# Task to carry out:
Lay out the lines as a JSON list of strings, one string per line, with blank lines dropped. Begin with the line containing "List all visible" and continue through the line containing "- blue-point: [71, 401, 74, 404]", including both.

-- START OF Exercise inputs --

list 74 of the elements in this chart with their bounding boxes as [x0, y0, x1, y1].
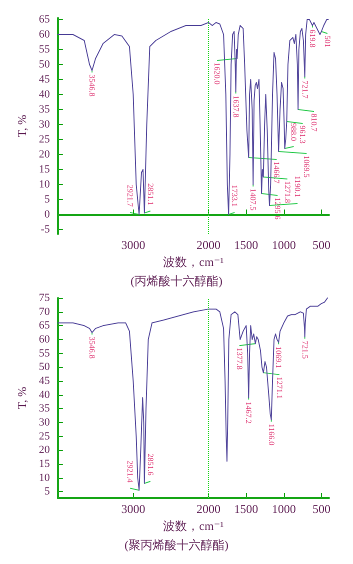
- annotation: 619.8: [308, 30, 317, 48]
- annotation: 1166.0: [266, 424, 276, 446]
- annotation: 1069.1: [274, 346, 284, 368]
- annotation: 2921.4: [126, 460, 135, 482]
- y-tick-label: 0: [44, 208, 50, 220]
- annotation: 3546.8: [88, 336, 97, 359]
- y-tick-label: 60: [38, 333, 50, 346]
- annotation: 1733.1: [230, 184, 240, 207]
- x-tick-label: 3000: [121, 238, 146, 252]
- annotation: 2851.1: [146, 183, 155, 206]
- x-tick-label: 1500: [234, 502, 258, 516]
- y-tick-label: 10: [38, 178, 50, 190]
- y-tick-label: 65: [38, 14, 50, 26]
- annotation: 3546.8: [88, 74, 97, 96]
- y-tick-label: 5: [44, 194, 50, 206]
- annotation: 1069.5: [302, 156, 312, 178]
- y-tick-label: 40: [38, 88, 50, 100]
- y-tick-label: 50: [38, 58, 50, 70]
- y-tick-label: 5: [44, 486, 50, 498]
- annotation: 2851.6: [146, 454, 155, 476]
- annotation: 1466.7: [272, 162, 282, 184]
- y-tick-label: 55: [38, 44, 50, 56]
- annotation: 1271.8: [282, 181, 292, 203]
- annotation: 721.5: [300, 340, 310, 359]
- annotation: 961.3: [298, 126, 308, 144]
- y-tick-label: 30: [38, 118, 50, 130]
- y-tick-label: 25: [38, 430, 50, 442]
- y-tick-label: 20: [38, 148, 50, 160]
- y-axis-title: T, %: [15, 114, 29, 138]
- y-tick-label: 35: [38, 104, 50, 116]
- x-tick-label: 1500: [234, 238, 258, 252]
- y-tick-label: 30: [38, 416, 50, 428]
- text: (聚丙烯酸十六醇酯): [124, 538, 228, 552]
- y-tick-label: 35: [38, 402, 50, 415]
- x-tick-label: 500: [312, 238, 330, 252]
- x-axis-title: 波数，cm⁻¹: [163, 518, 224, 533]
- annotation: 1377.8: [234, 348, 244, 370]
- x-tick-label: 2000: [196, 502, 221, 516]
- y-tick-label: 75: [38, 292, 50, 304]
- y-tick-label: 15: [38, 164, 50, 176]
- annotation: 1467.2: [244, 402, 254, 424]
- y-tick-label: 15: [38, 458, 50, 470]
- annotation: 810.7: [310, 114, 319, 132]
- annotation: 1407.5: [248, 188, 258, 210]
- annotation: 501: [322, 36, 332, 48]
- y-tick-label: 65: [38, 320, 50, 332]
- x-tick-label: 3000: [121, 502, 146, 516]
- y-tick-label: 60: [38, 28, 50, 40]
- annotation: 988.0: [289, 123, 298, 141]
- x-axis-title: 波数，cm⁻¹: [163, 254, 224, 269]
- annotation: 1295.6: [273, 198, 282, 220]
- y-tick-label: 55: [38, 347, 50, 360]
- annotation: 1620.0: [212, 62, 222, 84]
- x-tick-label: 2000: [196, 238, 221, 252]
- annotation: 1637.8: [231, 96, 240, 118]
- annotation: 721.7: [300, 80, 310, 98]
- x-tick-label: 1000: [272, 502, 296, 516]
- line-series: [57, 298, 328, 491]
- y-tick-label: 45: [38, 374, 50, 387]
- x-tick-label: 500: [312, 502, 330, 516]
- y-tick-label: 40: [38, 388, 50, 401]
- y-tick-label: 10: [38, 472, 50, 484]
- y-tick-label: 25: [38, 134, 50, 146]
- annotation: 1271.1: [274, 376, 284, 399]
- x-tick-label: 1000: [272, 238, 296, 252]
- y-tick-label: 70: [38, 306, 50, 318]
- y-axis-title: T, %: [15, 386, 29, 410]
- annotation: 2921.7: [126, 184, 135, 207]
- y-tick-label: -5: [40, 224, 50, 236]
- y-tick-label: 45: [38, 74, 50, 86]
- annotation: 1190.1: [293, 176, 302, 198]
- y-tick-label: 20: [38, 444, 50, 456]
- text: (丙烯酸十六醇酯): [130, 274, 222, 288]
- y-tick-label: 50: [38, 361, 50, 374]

-- END OF Exercise inputs --
-- START OF Exercise inputs --

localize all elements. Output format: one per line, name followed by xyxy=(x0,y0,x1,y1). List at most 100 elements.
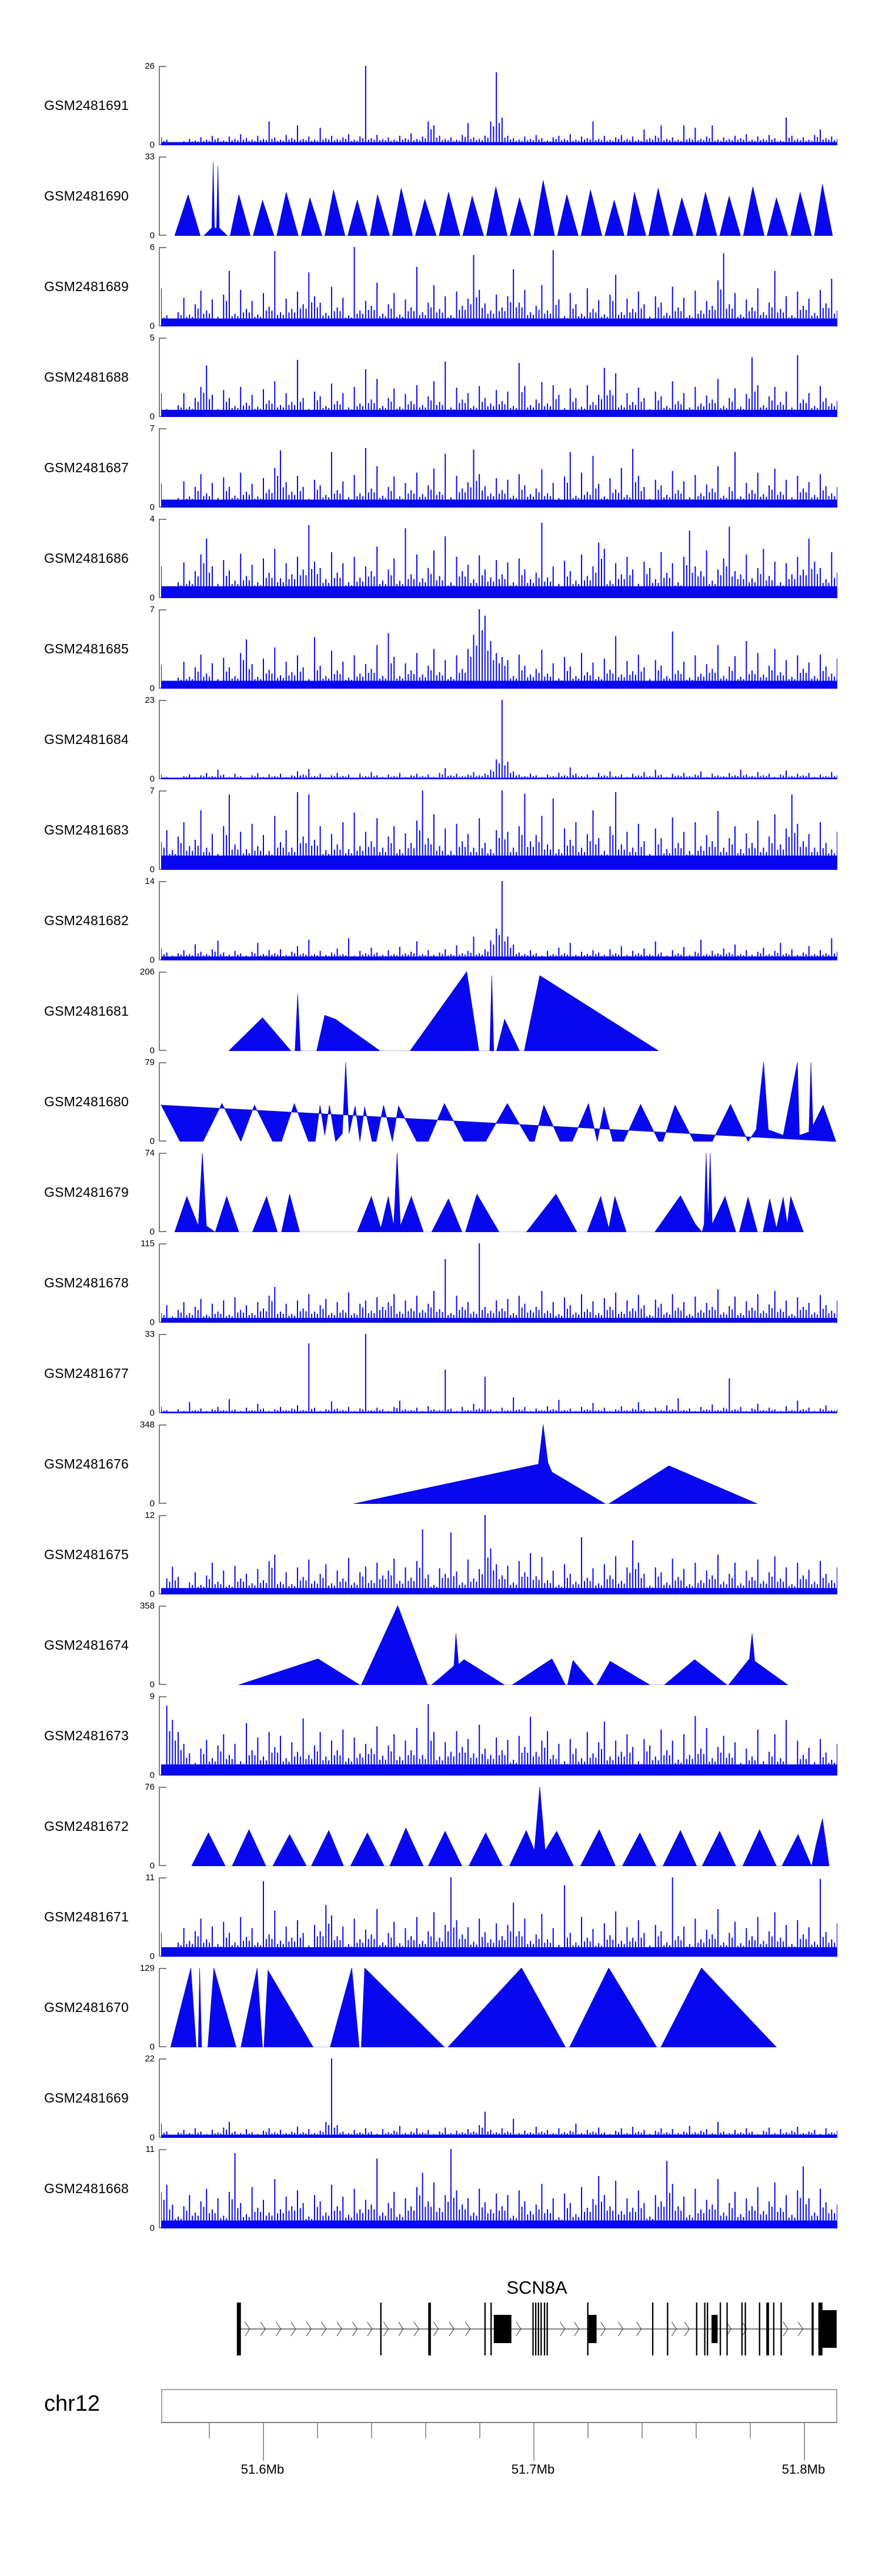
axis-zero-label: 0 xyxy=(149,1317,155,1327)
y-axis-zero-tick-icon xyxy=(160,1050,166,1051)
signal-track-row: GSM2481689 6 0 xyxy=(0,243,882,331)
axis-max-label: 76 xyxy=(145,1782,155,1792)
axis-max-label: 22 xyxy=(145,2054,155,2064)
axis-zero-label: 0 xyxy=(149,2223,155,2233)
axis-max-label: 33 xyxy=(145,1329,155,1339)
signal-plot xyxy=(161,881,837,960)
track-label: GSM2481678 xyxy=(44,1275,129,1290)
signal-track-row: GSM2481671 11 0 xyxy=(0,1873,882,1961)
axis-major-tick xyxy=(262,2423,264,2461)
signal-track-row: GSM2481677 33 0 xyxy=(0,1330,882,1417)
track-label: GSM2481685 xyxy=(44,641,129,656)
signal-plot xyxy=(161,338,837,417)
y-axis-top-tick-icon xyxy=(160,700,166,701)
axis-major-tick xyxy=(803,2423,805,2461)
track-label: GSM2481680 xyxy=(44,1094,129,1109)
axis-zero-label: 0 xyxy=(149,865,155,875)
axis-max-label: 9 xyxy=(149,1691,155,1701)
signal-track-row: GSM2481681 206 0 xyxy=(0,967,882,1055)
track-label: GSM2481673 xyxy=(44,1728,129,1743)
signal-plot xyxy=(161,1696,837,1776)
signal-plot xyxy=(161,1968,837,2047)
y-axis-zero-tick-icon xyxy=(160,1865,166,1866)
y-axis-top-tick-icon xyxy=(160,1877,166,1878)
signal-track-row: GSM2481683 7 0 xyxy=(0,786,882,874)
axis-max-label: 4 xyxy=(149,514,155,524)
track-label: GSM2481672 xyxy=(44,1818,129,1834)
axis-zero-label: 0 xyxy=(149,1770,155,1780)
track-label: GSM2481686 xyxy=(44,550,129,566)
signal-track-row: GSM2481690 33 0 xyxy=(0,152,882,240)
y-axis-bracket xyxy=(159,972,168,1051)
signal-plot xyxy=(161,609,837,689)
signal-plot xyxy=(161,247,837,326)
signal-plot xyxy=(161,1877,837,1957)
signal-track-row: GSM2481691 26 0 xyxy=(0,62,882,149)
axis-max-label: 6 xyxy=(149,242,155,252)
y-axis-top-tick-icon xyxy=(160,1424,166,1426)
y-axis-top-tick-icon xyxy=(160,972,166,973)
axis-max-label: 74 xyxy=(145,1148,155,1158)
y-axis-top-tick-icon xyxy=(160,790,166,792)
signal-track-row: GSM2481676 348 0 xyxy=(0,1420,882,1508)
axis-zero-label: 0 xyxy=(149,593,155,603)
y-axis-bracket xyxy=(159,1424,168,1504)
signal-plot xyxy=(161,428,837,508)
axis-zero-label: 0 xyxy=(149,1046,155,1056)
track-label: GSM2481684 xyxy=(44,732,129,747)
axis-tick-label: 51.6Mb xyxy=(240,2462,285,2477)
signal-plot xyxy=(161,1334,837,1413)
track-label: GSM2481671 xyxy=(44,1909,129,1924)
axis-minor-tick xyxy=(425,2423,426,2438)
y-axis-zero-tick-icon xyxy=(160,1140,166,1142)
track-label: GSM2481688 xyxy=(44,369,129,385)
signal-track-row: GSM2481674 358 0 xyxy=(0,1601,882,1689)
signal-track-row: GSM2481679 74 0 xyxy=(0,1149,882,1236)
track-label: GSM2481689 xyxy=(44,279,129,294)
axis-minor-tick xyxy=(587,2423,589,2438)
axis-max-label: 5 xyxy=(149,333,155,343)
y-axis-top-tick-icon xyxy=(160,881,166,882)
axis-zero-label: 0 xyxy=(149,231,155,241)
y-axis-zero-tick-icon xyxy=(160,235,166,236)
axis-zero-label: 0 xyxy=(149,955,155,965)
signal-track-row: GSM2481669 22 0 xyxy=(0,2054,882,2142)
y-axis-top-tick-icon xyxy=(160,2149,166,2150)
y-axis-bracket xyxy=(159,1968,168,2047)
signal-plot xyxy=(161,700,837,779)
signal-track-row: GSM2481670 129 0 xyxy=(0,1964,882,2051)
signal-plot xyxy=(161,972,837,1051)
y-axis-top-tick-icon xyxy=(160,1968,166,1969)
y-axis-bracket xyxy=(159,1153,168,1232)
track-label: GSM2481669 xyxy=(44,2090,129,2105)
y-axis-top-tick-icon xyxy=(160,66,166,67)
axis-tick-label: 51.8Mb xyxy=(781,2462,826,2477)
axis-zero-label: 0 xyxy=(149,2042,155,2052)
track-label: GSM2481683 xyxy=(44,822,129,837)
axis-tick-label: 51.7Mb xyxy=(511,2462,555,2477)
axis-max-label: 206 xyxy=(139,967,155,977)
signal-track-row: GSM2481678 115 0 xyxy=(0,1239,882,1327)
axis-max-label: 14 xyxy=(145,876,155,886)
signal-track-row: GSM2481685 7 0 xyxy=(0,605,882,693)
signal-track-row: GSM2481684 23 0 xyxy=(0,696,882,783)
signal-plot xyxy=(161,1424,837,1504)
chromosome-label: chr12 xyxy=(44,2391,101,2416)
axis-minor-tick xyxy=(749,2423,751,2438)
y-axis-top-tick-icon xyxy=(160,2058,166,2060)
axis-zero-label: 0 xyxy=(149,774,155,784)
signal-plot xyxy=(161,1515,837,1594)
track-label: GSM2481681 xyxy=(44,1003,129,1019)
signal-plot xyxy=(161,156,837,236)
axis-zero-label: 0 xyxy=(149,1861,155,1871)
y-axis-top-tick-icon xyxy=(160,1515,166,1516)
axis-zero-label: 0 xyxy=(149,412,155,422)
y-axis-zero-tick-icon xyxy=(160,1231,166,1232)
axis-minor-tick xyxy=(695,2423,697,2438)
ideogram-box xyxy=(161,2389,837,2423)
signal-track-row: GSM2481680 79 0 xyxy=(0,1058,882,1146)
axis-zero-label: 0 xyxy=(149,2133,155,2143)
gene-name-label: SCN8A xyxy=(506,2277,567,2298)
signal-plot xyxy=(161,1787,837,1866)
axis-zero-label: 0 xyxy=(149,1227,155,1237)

-- END OF Exercise inputs --
-- START OF Exercise inputs --

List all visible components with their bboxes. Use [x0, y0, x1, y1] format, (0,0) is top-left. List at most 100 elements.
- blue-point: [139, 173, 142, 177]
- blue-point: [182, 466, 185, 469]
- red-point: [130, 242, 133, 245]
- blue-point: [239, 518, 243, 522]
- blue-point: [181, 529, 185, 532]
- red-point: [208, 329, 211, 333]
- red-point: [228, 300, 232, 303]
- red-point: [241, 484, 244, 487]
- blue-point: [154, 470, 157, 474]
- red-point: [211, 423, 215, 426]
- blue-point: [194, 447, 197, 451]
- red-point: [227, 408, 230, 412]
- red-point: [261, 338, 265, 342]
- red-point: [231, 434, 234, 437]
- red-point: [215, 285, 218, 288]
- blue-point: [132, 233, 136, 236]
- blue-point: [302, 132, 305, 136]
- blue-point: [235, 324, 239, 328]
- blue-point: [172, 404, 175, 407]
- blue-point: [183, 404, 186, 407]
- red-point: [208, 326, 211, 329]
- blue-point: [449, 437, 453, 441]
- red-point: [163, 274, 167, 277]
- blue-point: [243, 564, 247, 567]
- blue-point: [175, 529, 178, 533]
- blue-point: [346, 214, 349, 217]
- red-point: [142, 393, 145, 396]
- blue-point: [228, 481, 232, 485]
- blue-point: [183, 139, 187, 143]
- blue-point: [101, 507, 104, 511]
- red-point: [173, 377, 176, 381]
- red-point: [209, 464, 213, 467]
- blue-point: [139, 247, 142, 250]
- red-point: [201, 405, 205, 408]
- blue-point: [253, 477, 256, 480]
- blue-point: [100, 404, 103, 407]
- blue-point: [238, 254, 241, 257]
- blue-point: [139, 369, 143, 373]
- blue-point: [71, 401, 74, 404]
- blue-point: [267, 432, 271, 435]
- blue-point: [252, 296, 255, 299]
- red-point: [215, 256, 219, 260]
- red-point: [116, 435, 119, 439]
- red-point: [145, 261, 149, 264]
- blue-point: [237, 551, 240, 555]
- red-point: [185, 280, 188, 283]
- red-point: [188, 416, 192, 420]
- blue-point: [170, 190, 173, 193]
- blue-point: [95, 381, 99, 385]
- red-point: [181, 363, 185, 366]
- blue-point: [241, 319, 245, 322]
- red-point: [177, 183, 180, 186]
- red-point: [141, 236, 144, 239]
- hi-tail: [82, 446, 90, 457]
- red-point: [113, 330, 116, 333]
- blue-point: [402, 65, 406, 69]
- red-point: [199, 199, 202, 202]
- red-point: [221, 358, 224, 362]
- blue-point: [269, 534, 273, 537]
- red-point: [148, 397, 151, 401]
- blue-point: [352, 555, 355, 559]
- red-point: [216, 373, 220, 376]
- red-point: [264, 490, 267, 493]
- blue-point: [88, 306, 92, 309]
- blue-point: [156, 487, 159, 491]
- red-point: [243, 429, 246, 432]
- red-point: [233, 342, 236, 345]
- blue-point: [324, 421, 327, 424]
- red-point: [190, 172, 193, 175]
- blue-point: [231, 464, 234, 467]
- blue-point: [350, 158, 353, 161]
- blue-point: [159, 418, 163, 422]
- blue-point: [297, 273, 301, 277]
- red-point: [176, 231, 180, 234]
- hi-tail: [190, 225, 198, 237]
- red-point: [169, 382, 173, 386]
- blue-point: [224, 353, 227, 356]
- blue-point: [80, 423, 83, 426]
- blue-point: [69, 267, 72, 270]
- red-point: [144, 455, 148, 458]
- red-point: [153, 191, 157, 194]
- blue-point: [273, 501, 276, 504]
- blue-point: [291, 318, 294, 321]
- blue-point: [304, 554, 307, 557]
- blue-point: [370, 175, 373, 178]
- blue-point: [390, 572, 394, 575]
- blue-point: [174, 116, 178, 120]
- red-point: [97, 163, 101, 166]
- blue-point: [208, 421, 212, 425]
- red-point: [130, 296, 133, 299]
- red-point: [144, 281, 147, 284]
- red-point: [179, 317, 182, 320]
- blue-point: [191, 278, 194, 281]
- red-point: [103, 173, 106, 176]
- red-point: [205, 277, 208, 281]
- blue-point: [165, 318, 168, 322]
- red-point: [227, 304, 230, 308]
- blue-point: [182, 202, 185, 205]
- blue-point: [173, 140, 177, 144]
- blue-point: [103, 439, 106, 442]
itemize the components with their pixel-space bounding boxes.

-- END OF Exercise inputs --

# Written solution:
[
  "List all visible components with their bboxes. Use [x0, y0, x1, y1] format, (0,0) is top-left. List at most 100 elements.",
  "- blue-point: [139, 173, 142, 177]",
  "- blue-point: [182, 466, 185, 469]",
  "- red-point: [130, 242, 133, 245]",
  "- blue-point: [239, 518, 243, 522]",
  "- blue-point: [181, 529, 185, 532]",
  "- red-point: [208, 329, 211, 333]",
  "- red-point: [228, 300, 232, 303]",
  "- red-point: [241, 484, 244, 487]",
  "- blue-point: [154, 470, 157, 474]",
  "- red-point: [211, 423, 215, 426]",
  "- blue-point: [194, 447, 197, 451]",
  "- red-point: [227, 408, 230, 412]",
  "- red-point: [261, 338, 265, 342]",
  "- red-point: [231, 434, 234, 437]",
  "- red-point: [215, 285, 218, 288]",
  "- blue-point: [132, 233, 136, 236]",
  "- blue-point: [302, 132, 305, 136]",
  "- blue-point: [235, 324, 239, 328]",
  "- blue-point: [172, 404, 175, 407]",
  "- blue-point: [183, 404, 186, 407]",
  "- red-point: [208, 326, 211, 329]",
  "- blue-point: [449, 437, 453, 441]",
  "- red-point: [163, 274, 167, 277]",
  "- blue-point: [243, 564, 247, 567]",
  "- blue-point: [175, 529, 178, 533]",
  "- blue-point: [346, 214, 349, 217]",
  "- red-point: [142, 393, 145, 396]",
  "- blue-point: [228, 481, 232, 485]",
  "- blue-point: [183, 139, 187, 143]",
  "- blue-point: [101, 507, 104, 511]",
  "- red-point: [173, 377, 176, 381]",
  "- red-point: [209, 464, 213, 467]",
  "- blue-point: [139, 247, 142, 250]",
  "- red-point: [201, 405, 205, 408]",
  "- blue-point: [253, 477, 256, 480]",
  "- blue-point: [100, 404, 103, 407]",
  "- blue-point: [238, 254, 241, 257]",
  "- blue-point: [139, 369, 143, 373]",
  "- blue-point: [71, 401, 74, 404]"
]